Every line containing the word "Rahmenvereinbarung" must be pulled from the records.

Start of DATA SECTION

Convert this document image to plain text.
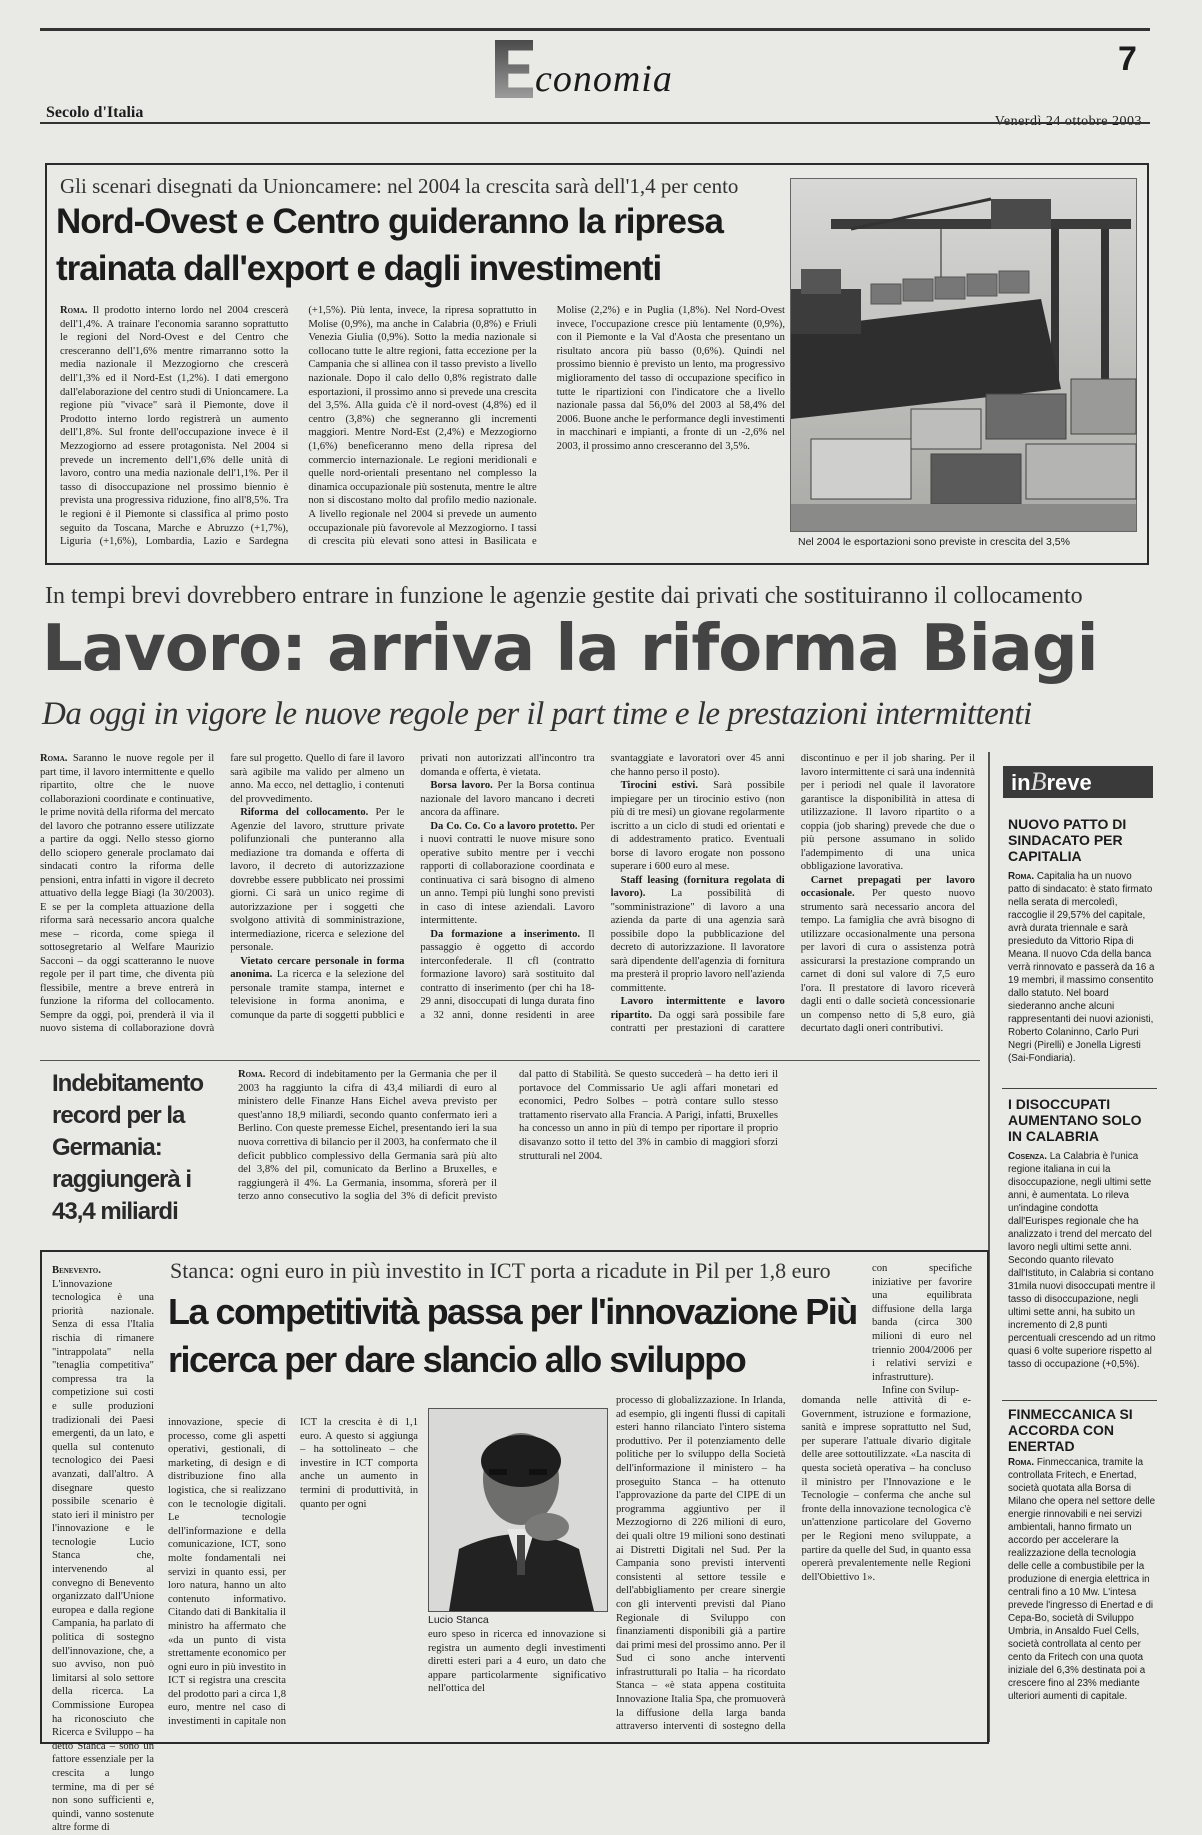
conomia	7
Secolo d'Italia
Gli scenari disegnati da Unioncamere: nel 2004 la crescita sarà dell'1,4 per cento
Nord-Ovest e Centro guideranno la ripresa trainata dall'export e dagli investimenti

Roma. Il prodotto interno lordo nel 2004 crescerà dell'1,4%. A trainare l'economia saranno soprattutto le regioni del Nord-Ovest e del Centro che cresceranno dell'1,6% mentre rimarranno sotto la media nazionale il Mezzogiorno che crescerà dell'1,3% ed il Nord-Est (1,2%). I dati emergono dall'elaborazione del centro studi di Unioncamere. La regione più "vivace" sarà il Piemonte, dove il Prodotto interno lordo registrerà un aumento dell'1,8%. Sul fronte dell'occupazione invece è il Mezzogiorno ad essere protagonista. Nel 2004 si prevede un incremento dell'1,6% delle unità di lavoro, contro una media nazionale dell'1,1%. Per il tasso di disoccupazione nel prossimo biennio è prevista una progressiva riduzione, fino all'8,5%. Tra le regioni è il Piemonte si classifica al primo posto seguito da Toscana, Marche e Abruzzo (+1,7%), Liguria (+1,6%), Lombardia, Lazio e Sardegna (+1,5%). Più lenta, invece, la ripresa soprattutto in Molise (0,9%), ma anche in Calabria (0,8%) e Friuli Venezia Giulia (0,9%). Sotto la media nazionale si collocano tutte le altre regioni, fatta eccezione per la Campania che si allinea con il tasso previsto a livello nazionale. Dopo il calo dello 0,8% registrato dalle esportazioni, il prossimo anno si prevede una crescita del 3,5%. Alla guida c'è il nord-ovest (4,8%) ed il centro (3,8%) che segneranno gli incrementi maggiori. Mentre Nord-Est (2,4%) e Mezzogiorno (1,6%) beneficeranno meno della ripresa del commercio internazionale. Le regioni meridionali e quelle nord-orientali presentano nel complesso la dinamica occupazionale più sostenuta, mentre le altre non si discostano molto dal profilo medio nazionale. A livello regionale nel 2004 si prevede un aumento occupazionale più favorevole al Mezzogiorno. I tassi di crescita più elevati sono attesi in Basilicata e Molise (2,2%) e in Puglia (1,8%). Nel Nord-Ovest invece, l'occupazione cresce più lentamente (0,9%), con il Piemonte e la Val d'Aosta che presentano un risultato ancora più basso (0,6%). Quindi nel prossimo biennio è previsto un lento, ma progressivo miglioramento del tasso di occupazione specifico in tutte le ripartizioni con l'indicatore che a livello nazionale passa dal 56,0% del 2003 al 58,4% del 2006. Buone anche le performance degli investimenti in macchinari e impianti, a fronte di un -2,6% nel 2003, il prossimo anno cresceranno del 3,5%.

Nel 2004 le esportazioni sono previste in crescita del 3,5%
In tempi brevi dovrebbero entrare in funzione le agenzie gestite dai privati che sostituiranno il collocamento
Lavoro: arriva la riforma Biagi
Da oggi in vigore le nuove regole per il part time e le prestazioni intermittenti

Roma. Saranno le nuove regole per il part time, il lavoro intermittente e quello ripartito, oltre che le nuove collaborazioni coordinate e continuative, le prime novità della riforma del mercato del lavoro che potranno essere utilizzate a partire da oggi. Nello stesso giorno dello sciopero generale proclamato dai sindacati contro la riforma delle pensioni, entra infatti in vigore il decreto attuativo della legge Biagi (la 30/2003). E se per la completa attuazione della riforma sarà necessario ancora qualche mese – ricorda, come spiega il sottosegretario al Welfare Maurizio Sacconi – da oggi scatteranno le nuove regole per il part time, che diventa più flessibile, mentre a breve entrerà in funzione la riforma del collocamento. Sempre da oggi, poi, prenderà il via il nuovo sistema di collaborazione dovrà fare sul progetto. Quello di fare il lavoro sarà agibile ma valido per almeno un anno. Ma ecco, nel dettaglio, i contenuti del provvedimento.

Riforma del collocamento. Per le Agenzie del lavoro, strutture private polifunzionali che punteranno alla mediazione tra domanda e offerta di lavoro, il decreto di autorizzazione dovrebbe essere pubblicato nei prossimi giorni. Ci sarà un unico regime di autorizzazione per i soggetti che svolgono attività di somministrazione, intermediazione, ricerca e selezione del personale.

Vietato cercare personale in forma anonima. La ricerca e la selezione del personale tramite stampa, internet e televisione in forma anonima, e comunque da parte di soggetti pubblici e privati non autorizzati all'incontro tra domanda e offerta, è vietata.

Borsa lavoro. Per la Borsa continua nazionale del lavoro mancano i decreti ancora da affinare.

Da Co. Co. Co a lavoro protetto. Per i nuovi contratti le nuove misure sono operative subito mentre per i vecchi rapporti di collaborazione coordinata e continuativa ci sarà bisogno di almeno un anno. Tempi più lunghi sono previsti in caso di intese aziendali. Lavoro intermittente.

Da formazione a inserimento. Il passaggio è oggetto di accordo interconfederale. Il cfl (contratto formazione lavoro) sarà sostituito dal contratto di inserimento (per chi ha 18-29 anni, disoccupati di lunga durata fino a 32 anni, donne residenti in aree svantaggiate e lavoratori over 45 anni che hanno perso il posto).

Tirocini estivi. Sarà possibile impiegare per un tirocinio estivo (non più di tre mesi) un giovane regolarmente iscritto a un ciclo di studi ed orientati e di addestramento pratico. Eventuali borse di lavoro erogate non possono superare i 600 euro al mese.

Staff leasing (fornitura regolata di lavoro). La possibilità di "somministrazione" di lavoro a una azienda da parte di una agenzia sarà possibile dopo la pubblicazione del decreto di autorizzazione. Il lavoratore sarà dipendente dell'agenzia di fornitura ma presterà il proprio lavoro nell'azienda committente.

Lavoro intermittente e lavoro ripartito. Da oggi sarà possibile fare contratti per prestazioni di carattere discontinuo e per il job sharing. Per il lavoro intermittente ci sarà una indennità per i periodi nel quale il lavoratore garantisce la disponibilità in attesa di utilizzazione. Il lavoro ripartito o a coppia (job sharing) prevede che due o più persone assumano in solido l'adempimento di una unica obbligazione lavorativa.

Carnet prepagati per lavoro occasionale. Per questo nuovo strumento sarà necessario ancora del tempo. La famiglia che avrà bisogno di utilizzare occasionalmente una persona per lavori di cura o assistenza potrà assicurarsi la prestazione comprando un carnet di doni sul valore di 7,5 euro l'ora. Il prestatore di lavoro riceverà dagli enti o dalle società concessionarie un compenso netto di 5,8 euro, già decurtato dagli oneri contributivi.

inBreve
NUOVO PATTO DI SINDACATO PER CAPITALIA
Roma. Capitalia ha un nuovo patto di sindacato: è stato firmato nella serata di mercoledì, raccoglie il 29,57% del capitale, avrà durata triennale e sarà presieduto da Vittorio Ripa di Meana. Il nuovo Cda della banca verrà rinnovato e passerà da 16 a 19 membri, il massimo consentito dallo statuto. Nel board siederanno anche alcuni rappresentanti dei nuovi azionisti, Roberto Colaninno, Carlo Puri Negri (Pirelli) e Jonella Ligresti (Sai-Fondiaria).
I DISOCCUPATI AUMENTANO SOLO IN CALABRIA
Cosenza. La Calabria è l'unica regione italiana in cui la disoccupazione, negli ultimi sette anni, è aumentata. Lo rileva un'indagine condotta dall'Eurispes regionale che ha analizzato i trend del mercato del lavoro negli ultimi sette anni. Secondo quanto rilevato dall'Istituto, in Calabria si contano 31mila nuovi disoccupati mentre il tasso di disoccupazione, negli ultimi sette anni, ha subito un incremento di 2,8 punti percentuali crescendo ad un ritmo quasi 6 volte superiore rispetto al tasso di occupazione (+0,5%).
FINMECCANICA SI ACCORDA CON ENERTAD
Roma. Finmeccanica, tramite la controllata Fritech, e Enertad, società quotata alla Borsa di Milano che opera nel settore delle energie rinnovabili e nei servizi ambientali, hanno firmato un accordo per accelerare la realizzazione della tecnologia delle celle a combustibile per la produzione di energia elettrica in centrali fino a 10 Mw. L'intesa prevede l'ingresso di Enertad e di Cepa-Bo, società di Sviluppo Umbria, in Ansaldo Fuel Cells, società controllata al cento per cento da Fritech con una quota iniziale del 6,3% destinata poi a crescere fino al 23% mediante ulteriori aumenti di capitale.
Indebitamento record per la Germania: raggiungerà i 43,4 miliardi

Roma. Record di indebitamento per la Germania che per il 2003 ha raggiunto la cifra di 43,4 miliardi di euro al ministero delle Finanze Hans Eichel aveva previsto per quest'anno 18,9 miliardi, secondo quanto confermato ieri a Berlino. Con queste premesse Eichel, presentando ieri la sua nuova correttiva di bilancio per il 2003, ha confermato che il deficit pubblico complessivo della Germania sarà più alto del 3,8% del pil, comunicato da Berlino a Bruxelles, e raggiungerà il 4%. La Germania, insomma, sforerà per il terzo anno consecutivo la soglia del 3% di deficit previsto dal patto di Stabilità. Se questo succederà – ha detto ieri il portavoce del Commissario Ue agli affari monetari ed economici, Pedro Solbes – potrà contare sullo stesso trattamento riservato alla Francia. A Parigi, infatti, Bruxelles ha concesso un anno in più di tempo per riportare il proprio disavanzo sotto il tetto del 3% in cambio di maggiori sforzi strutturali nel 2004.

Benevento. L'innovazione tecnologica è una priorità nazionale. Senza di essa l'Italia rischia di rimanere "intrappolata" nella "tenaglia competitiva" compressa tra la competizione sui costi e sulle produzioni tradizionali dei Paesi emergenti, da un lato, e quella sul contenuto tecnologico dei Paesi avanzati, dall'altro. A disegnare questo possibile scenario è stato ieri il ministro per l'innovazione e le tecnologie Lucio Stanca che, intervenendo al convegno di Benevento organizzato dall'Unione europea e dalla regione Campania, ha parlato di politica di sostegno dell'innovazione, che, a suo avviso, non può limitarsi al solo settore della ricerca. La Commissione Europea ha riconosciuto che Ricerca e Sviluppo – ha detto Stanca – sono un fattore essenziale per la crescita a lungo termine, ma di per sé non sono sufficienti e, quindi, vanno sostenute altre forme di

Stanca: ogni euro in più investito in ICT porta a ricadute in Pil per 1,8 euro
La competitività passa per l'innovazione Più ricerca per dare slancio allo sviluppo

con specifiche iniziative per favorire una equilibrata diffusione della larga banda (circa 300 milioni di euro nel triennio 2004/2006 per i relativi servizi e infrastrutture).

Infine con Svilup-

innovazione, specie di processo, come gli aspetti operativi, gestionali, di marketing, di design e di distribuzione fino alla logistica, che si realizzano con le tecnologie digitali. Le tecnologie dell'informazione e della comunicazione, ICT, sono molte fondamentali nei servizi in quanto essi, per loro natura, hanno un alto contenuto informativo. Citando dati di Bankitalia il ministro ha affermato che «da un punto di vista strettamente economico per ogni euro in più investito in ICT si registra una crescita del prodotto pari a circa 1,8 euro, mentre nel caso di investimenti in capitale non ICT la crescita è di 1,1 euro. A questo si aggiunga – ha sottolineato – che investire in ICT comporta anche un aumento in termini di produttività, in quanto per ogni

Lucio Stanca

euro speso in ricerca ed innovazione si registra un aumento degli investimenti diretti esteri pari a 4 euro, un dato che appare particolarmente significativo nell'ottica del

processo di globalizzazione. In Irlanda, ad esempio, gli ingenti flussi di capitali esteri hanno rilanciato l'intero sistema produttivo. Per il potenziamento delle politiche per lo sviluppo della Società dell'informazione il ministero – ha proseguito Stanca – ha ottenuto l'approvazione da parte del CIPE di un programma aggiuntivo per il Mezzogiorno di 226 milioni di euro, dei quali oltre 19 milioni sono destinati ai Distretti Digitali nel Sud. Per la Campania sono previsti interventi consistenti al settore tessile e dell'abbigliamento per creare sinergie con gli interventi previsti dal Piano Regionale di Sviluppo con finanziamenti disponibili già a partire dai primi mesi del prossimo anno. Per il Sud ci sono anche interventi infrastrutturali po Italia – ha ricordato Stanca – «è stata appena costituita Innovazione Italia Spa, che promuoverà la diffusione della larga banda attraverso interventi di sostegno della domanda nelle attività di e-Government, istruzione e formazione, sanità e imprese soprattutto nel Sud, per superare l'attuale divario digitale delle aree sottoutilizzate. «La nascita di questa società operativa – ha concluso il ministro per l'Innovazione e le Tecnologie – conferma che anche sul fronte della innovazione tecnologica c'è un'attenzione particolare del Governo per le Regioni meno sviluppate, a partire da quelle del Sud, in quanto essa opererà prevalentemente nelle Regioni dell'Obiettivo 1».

End of DATA SECTION
Start of DATA SECTION

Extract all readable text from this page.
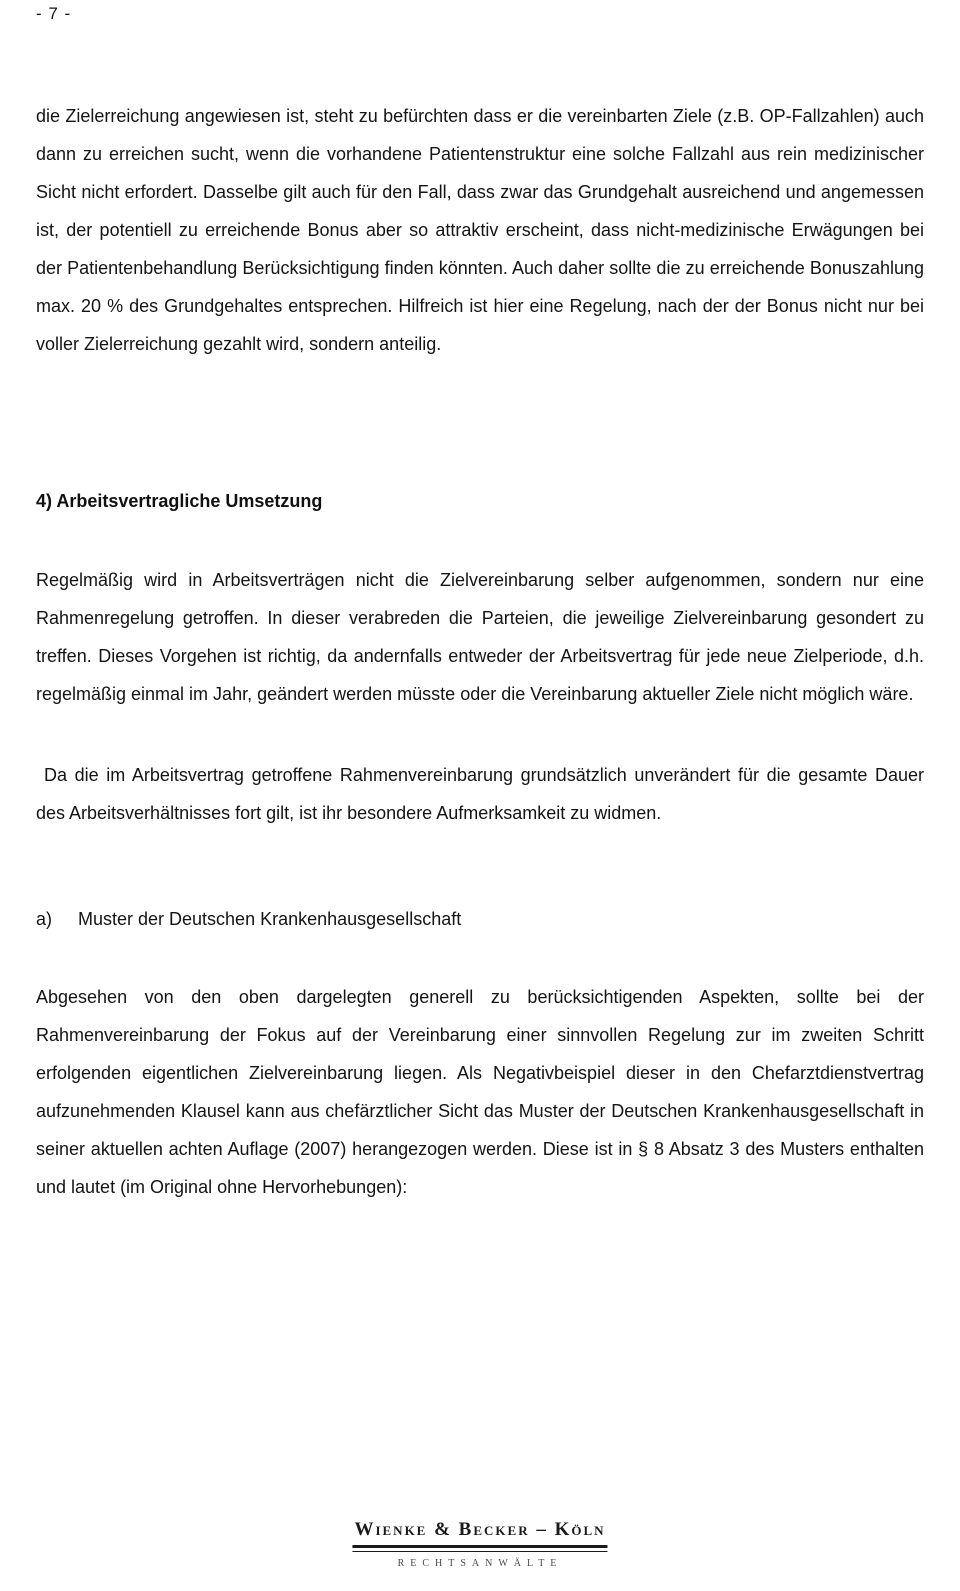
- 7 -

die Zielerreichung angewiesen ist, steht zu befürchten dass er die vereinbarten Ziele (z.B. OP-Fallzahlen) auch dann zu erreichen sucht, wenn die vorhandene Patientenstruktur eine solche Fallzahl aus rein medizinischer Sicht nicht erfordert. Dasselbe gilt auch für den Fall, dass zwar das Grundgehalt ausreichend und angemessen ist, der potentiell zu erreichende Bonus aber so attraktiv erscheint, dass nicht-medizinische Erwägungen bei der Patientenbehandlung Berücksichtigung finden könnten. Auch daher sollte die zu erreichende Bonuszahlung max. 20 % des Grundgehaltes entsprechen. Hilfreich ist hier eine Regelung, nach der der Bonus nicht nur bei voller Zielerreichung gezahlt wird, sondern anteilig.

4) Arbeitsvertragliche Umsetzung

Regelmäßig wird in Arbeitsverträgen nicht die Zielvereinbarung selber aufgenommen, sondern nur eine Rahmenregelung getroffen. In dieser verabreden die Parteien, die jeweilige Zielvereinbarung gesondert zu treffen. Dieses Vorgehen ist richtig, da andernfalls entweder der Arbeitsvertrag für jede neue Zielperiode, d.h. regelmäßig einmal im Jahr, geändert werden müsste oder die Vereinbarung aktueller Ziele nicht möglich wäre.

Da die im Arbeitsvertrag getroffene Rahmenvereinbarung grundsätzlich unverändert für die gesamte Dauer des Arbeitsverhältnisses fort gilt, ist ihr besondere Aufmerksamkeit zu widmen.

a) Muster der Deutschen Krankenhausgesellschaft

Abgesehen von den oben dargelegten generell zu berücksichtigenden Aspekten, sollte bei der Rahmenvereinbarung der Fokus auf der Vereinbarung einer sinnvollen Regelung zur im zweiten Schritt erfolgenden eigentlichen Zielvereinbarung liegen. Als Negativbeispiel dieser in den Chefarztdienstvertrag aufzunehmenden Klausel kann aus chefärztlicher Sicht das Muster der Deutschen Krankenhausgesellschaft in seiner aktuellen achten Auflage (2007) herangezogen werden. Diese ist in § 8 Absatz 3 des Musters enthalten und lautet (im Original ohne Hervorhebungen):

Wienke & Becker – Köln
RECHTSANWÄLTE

End of DATA SECTION

# EXERCISE SOLUTION
Da die im Arbeitsvertrag getroffene Rahmenvereinbarung grundsätzlich unverändert für die gesamte Dauer des Arbeitsverhältnisses fort gilt, ist ihr besondere Aufmerksamkeit zu widmen.
Abgesehen von den oben dargelegten generell zu berücksichtigenden Aspekten, sollte bei der Rahmenvereinbarung der Fokus auf der Vereinbarung einer sinnvollen Regelung zur im zweiten Schritt erfolgenden eigentlichen Zielvereinbarung liegen. Als Negativbeispiel dieser in den Chefarztdienstvertrag aufzunehmenden Klausel kann aus chefärztlicher Sicht das Muster der Deutschen Krankenhausgesellschaft in seiner aktuellen achten Auflage (2007) herangezogen werden. Diese ist in § 8 Absatz 3 des Musters enthalten und lautet (im Original ohne Hervorhebungen):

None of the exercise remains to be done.